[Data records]
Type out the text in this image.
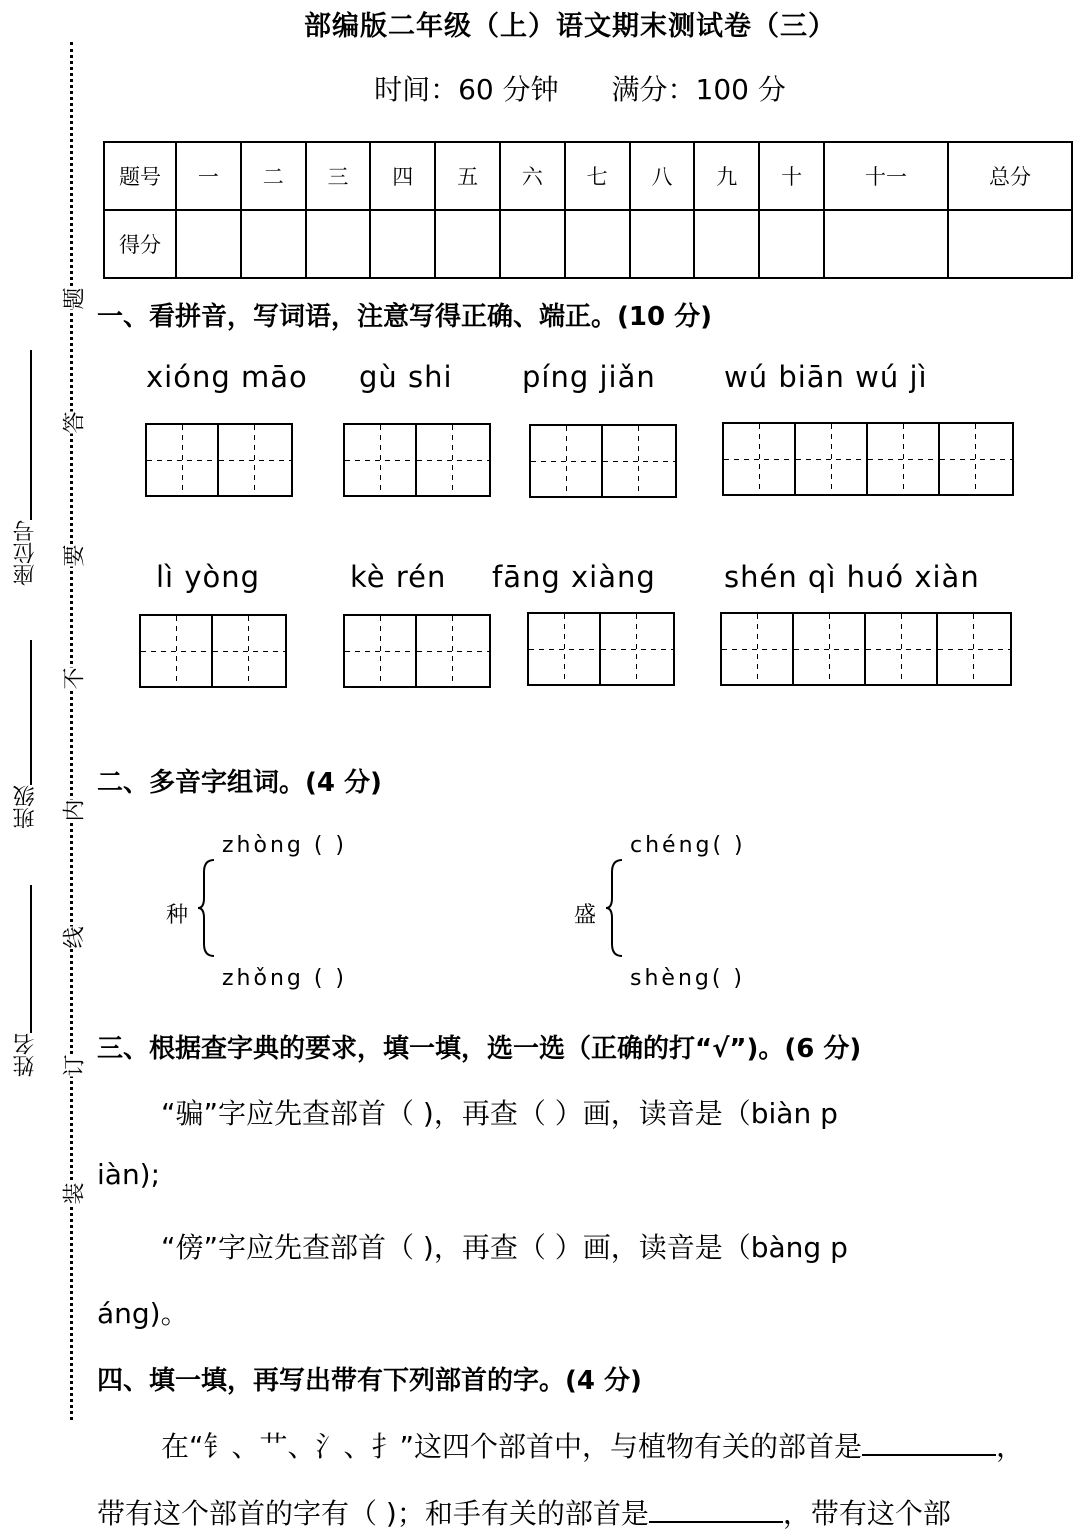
部编版二年级（上）语文期末测试卷（三）
时间：60 分钟 满分：100 分
题号	一	二	三	四	五	六	七	八	九	十	十一	总分
得分												
座位号
班级
姓名
题
答
要
不
内
线
订
装
一、看拼音，写词语，注意写得正确、端正。(10 分)
xióng māo gù shi píng jiǎn wú biān wú jì
lì yòng	kè rén fāng xiàng shén qì huó xiàn
二、多音字组词。(4 分)
种
zhòng ( )
zhǒng ( )
盛
chéng( )
shèng( )
三、根据查字典的要求，填一填，选一选（正确的打“√”)。(6 分)
“骗”字应先查部首（ )，再查（ ）画，读音是（biàn p
iàn);
“傍”字应先查部首（ )，再查（ ）画，读音是（bàng p
áng)。
四、填一填，再写出带有下列部首的字。(4 分)
在“钅、艹、氵、扌”这四个部首中，与植物有关的部首是	，
带有这个部首的字有（ )；和手有关的部首是	，带有这个部
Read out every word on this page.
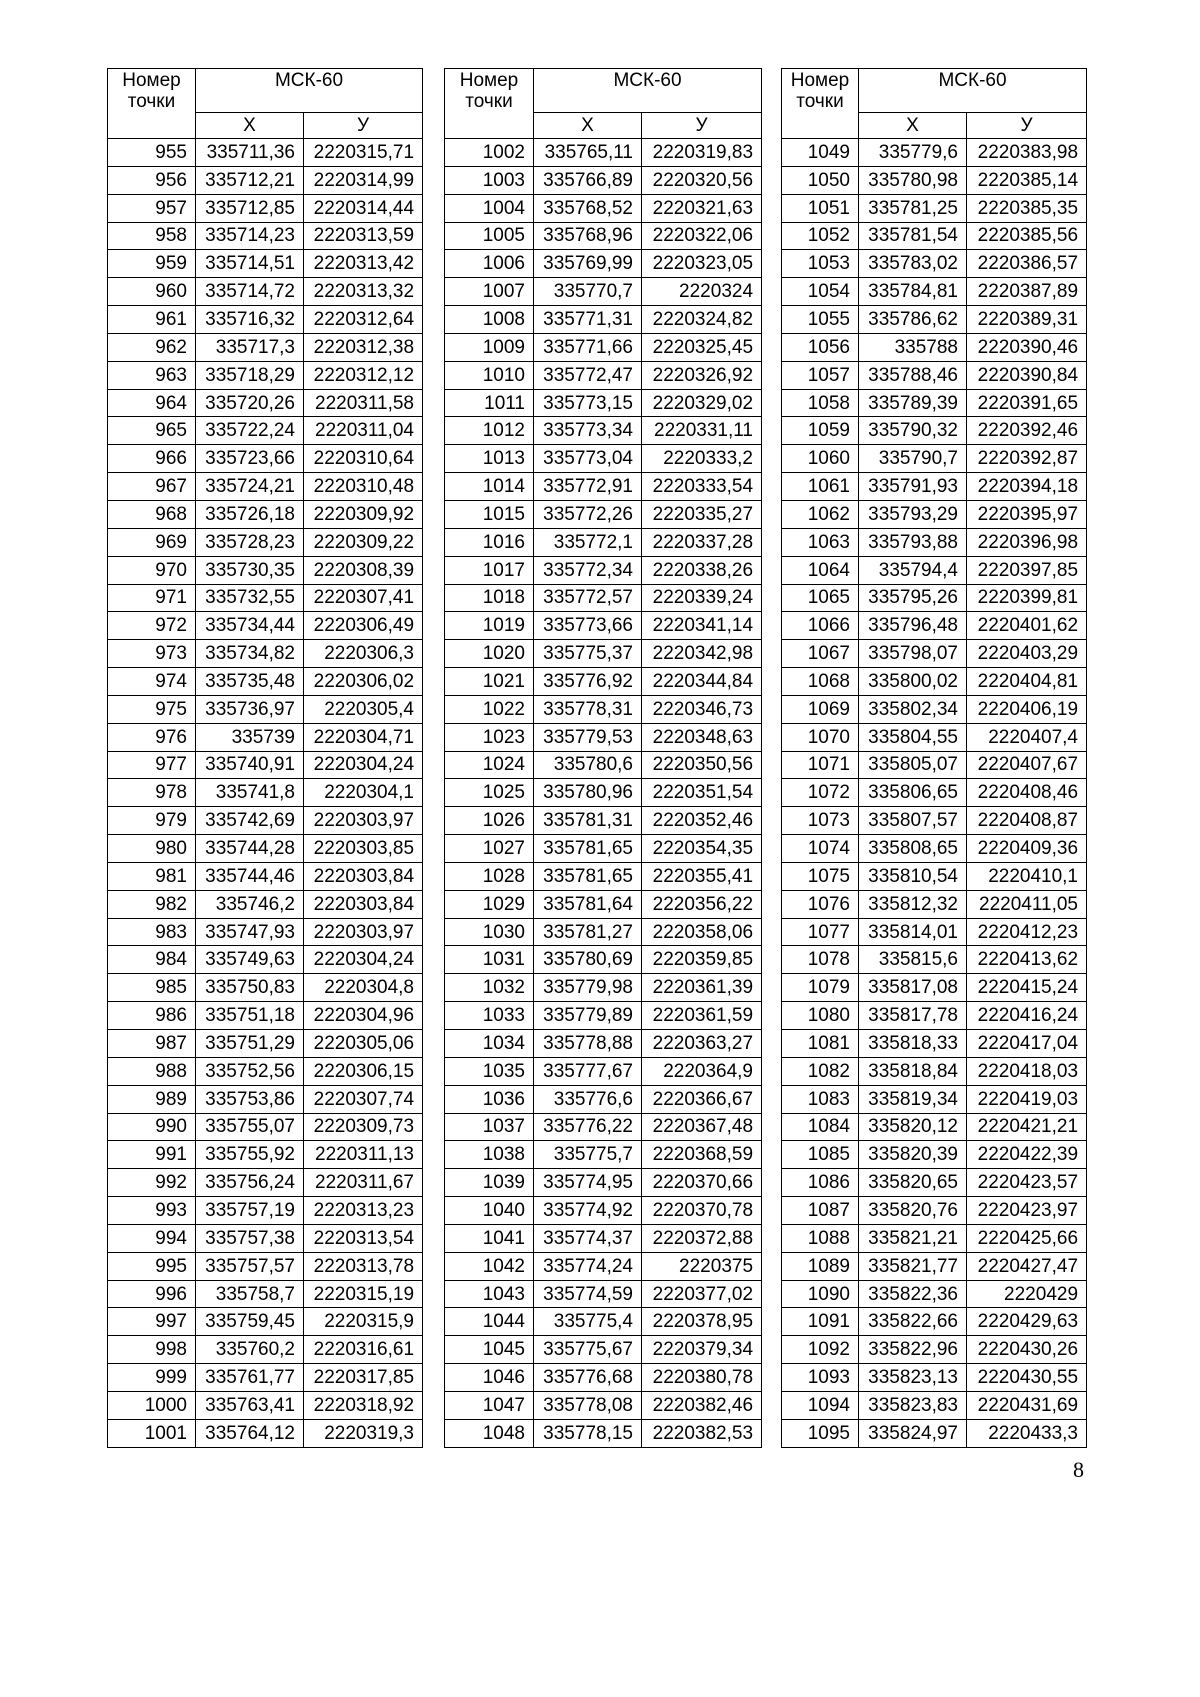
Номер точки	МСК-60	
	Х	У
955	335711,36	2220315,71
956	335712,21	2220314,99
957	335712,85	2220314,44
958	335714,23	2220313,59
959	335714,51	2220313,42
960	335714,72	2220313,32
961	335716,32	2220312,64
962	335717,3	2220312,38
963	335718,29	2220312,12
964	335720,26	2220311,58
965	335722,24	2220311,04
966	335723,66	2220310,64
967	335724,21	2220310,48
968	335726,18	2220309,92
969	335728,23	2220309,22
970	335730,35	2220308,39
971	335732,55	2220307,41
972	335734,44	2220306,49
973	335734,82	2220306,3
974	335735,48	2220306,02
975	335736,97	2220305,4
976	335739	2220304,71
977	335740,91	2220304,24
978	335741,8	2220304,1
979	335742,69	2220303,97
980	335744,28	2220303,85
981	335744,46	2220303,84
982	335746,2	2220303,84
983	335747,93	2220303,97
984	335749,63	2220304,24
985	335750,83	2220304,8
986	335751,18	2220304,96
987	335751,29	2220305,06
988	335752,56	2220306,15
989	335753,86	2220307,74
990	335755,07	2220309,73
991	335755,92	2220311,13
992	335756,24	2220311,67
993	335757,19	2220313,23
994	335757,38	2220313,54
995	335757,57	2220313,78
996	335758,7	2220315,19
997	335759,45	2220315,9
998	335760,2	2220316,61
999	335761,77	2220317,85
1000	335763,41	2220318,92
1001	335764,12	2220319,3
Номер точки	МСК-60	
	Х	У
1002	335765,11	2220319,83
1003	335766,89	2220320,56
1004	335768,52	2220321,63
1005	335768,96	2220322,06
1006	335769,99	2220323,05
1007	335770,7	2220324
1008	335771,31	2220324,82
1009	335771,66	2220325,45
1010	335772,47	2220326,92
1011	335773,15	2220329,02
1012	335773,34	2220331,11
1013	335773,04	2220333,2
1014	335772,91	2220333,54
1015	335772,26	2220335,27
1016	335772,1	2220337,28
1017	335772,34	2220338,26
1018	335772,57	2220339,24
1019	335773,66	2220341,14
1020	335775,37	2220342,98
1021	335776,92	2220344,84
1022	335778,31	2220346,73
1023	335779,53	2220348,63
1024	335780,6	2220350,56
1025	335780,96	2220351,54
1026	335781,31	2220352,46
1027	335781,65	2220354,35
1028	335781,65	2220355,41
1029	335781,64	2220356,22
1030	335781,27	2220358,06
1031	335780,69	2220359,85
1032	335779,98	2220361,39
1033	335779,89	2220361,59
1034	335778,88	2220363,27
1035	335777,67	2220364,9
1036	335776,6	2220366,67
1037	335776,22	2220367,48
1038	335775,7	2220368,59
1039	335774,95	2220370,66
1040	335774,92	2220370,78
1041	335774,37	2220372,88
1042	335774,24	2220375
1043	335774,59	2220377,02
1044	335775,4	2220378,95
1045	335775,67	2220379,34
1046	335776,68	2220380,78
1047	335778,08	2220382,46
1048	335778,15	2220382,53
Номер точки	МСК-60	
	Х	У
1049	335779,6	2220383,98
1050	335780,98	2220385,14
1051	335781,25	2220385,35
1052	335781,54	2220385,56
1053	335783,02	2220386,57
1054	335784,81	2220387,89
1055	335786,62	2220389,31
1056	335788	2220390,46
1057	335788,46	2220390,84
1058	335789,39	2220391,65
1059	335790,32	2220392,46
1060	335790,7	2220392,87
1061	335791,93	2220394,18
1062	335793,29	2220395,97
1063	335793,88	2220396,98
1064	335794,4	2220397,85
1065	335795,26	2220399,81
1066	335796,48	2220401,62
1067	335798,07	2220403,29
1068	335800,02	2220404,81
1069	335802,34	2220406,19
1070	335804,55	2220407,4
1071	335805,07	2220407,67
1072	335806,65	2220408,46
1073	335807,57	2220408,87
1074	335808,65	2220409,36
1075	335810,54	2220410,1
1076	335812,32	2220411,05
1077	335814,01	2220412,23
1078	335815,6	2220413,62
1079	335817,08	2220415,24
1080	335817,78	2220416,24
1081	335818,33	2220417,04
1082	335818,84	2220418,03
1083	335819,34	2220419,03
1084	335820,12	2220421,21
1085	335820,39	2220422,39
1086	335820,65	2220423,57
1087	335820,76	2220423,97
1088	335821,21	2220425,66
1089	335821,77	2220427,47
1090	335822,36	2220429
1091	335822,66	2220429,63
1092	335822,96	2220430,26
1093	335823,13	2220430,55
1094	335823,83	2220431,69
1095	335824,97	2220433,3
8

- [YOUR INSTRUCTIONS] Each record should be quoted exactly, with the images omitted.

- [SOLUTION TO THIS EXERCISE]
Type out the text in this image.
部编版二年级（上）语文期末测试卷（三）
时间：60 分钟 满分：100 分
题号	一	二	三	四	五	六	七	八	九	十	十一	总分
得分												
座位号
班级
姓名
题
答
要
不
内
线
订
装
一、看拼音，写词语，注意写得正确、端正。(10 分)
xióng māo gù shi píng jiǎn wú biān wú jì
lì yòng	kè rén fāng xiàng shén qì huó xiàn
二、多音字组词。(4 分)
种
zhòng ( )
zhǒng ( )
盛
chéng( )
shèng( )
三、根据查字典的要求，填一填，选一选（正确的打“√”)。(6 分)
“骗”字应先查部首（ )，再查（ ）画，读音是（biàn p
iàn);
“傍”字应先查部首（ )，再查（ ）画，读音是（bàng p
áng)。
四、填一填，再写出带有下列部首的字。(4 分)
在“钅、艹、氵、扌”这四个部首中，与植物有关的部首是	，
带有这个部首的字有（ )；和手有关的部首是	，带有这个部
Read out every word on this page.
Номер точки	МСК-60	
	Х	У
955	335711,36	2220315,71
956	335712,21	2220314,99
957	335712,85	2220314,44
958	335714,23	2220313,59
959	335714,51	2220313,42
960	335714,72	2220313,32
961	335716,32	2220312,64
962	335717,3	2220312,38
963	335718,29	2220312,12
964	335720,26	2220311,58
965	335722,24	2220311,04
966	335723,66	2220310,64
967	335724,21	2220310,48
968	335726,18	2220309,92
969	335728,23	2220309,22
970	335730,35	2220308,39
971	335732,55	2220307,41
972	335734,44	2220306,49
973	335734,82	2220306,3
974	335735,48	2220306,02
975	335736,97	2220305,4
976	335739	2220304,71
977	335740,91	2220304,24
978	335741,8	2220304,1
979	335742,69	2220303,97
980	335744,28	2220303,85
981	335744,46	2220303,84
982	335746,2	2220303,84
983	335747,93	2220303,97
984	335749,63	2220304,24
985	335750,83	2220304,8
986	335751,18	2220304,96
987	335751,29	2220305,06
988	335752,56	2220306,15
989	335753,86	2220307,74
990	335755,07	2220309,73
991	335755,92	2220311,13
992	335756,24	2220311,67
993	335757,19	2220313,23
994	335757,38	2220313,54
995	335757,57	2220313,78
996	335758,7	2220315,19
997	335759,45	2220315,9
998	335760,2	2220316,61
999	335761,77	2220317,85
1000	335763,41	2220318,92
1001	335764,12	2220319,3
Номер точки	МСК-60	
	Х	У
1002	335765,11	2220319,83
1003	335766,89	2220320,56
1004	335768,52	2220321,63
1005	335768,96	2220322,06
1006	335769,99	2220323,05
1007	335770,7	2220324
1008	335771,31	2220324,82
1009	335771,66	2220325,45
1010	335772,47	2220326,92
1011	335773,15	2220329,02
1012	335773,34	2220331,11
1013	335773,04	2220333,2
1014	335772,91	2220333,54
1015	335772,26	2220335,27
1016	335772,1	2220337,28
1017	335772,34	2220338,26
1018	335772,57	2220339,24
1019	335773,66	2220341,14
1020	335775,37	2220342,98
1021	335776,92	2220344,84
1022	335778,31	2220346,73
1023	335779,53	2220348,63
1024	335780,6	2220350,56
1025	335780,96	2220351,54
1026	335781,31	2220352,46
1027	335781,65	2220354,35
1028	335781,65	2220355,41
1029	335781,64	2220356,22
1030	335781,27	2220358,06
1031	335780,69	2220359,85
1032	335779,98	2220361,39
1033	335779,89	2220361,59
1034	335778,88	2220363,27
1035	335777,67	2220364,9
1036	335776,6	2220366,67
1037	335776,22	2220367,48
1038	335775,7	2220368,59
1039	335774,95	2220370,66
1040	335774,92	2220370,78
1041	335774,37	2220372,88
1042	335774,24	2220375
1043	335774,59	2220377,02
1044	335775,4	2220378,95
1045	335775,67	2220379,34
1046	335776,68	2220380,78
1047	335778,08	2220382,46
1048	335778,15	2220382,53
Номер точки	МСК-60	
	Х	У
1049	335779,6	2220383,98
1050	335780,98	2220385,14
1051	335781,25	2220385,35
1052	335781,54	2220385,56
1053	335783,02	2220386,57
1054	335784,81	2220387,89
1055	335786,62	2220389,31
1056	335788	2220390,46
1057	335788,46	2220390,84
1058	335789,39	2220391,65
1059	335790,32	2220392,46
1060	335790,7	2220392,87
1061	335791,93	2220394,18
1062	335793,29	2220395,97
1063	335793,88	2220396,98
1064	335794,4	2220397,85
1065	335795,26	2220399,81
1066	335796,48	2220401,62
1067	335798,07	2220403,29
1068	335800,02	2220404,81
1069	335802,34	2220406,19
1070	335804,55	2220407,4
1071	335805,07	2220407,67
1072	335806,65	2220408,46
1073	335807,57	2220408,87
1074	335808,65	2220409,36
1075	335810,54	2220410,1
1076	335812,32	2220411,05
1077	335814,01	2220412,23
1078	335815,6	2220413,62
1079	335817,08	2220415,24
1080	335817,78	2220416,24
1081	335818,33	2220417,04
1082	335818,84	2220418,03
1083	335819,34	2220419,03
1084	335820,12	2220421,21
1085	335820,39	2220422,39
1086	335820,65	2220423,57
1087	335820,76	2220423,97
1088	335821,21	2220425,66
1089	335821,77	2220427,47
1090	335822,36	2220429
1091	335822,66	2220429,63
1092	335822,96	2220430,26
1093	335823,13	2220430,55
1094	335823,83	2220431,69
1095	335824,97	2220433,3
8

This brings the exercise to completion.